_Task to complete:_
Each record must be reproduced exactly as it is shown.

Saved entries
────────

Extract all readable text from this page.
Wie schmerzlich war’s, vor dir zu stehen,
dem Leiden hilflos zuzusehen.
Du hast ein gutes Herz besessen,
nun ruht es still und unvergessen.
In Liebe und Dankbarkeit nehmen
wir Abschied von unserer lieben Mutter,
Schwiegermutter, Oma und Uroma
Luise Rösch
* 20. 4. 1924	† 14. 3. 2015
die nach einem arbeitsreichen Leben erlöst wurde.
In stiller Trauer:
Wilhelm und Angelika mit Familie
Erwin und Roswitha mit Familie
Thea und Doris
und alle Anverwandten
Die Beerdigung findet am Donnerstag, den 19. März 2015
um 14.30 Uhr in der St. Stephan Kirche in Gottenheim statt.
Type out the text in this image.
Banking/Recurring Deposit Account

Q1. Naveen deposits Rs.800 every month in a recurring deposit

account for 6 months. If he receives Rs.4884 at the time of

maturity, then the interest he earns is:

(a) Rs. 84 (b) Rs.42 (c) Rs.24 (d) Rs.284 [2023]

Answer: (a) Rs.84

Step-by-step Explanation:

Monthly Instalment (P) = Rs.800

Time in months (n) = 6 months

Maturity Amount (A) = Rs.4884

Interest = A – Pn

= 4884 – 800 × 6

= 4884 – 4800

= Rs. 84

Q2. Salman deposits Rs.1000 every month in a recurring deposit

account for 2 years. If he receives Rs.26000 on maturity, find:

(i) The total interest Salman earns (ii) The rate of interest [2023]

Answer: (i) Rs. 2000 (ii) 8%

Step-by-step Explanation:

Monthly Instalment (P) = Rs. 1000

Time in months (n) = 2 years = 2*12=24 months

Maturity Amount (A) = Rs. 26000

────────

_Worked solution:_
Extract all readable text from this page.
Wie schmerzlich war’s, vor dir zu stehen,
dem Leiden hilflos zuzusehen.
Du hast ein gutes Herz besessen,
nun ruht es still und unvergessen.
In Liebe und Dankbarkeit nehmen
wir Abschied von unserer lieben Mutter,
Schwiegermutter, Oma und Uroma
Luise Rösch
* 20. 4. 1924	† 14. 3. 2015
die nach einem arbeitsreichen Leben erlöst wurde.
In stiller Trauer:
Wilhelm und Angelika mit Familie
Erwin und Roswitha mit Familie
Thea und Doris
und alle Anverwandten
Die Beerdigung findet am Donnerstag, den 19. März 2015
um 14.30 Uhr in der St. Stephan Kirche in Gottenheim statt.
Type out the text in this image.
Banking/Recurring Deposit Account

Q1. Naveen deposits Rs.800 every month in a recurring deposit

account for 6 months. If he receives Rs.4884 at the time of

maturity, then the interest he earns is:

(a) Rs. 84 (b) Rs.42 (c) Rs.24 (d) Rs.284 [2023]

Answer: (a) Rs.84

Step-by-step Explanation:

Monthly Instalment (P) = Rs.800

Time in months (n) = 6 months

Maturity Amount (A) = Rs.4884

Interest = A – Pn

= 4884 – 800 × 6

= 4884 – 4800

= Rs. 84

Q2. Salman deposits Rs.1000 every month in a recurring deposit

account for 2 years. If he receives Rs.26000 on maturity, find:

(i) The total interest Salman earns (ii) The rate of interest [2023]

Answer: (i) Rs. 2000 (ii) 8%

Step-by-step Explanation:

Monthly Instalment (P) = Rs. 1000

Time in months (n) = 2 years = 2*12=24 months

Maturity Amount (A) = Rs. 26000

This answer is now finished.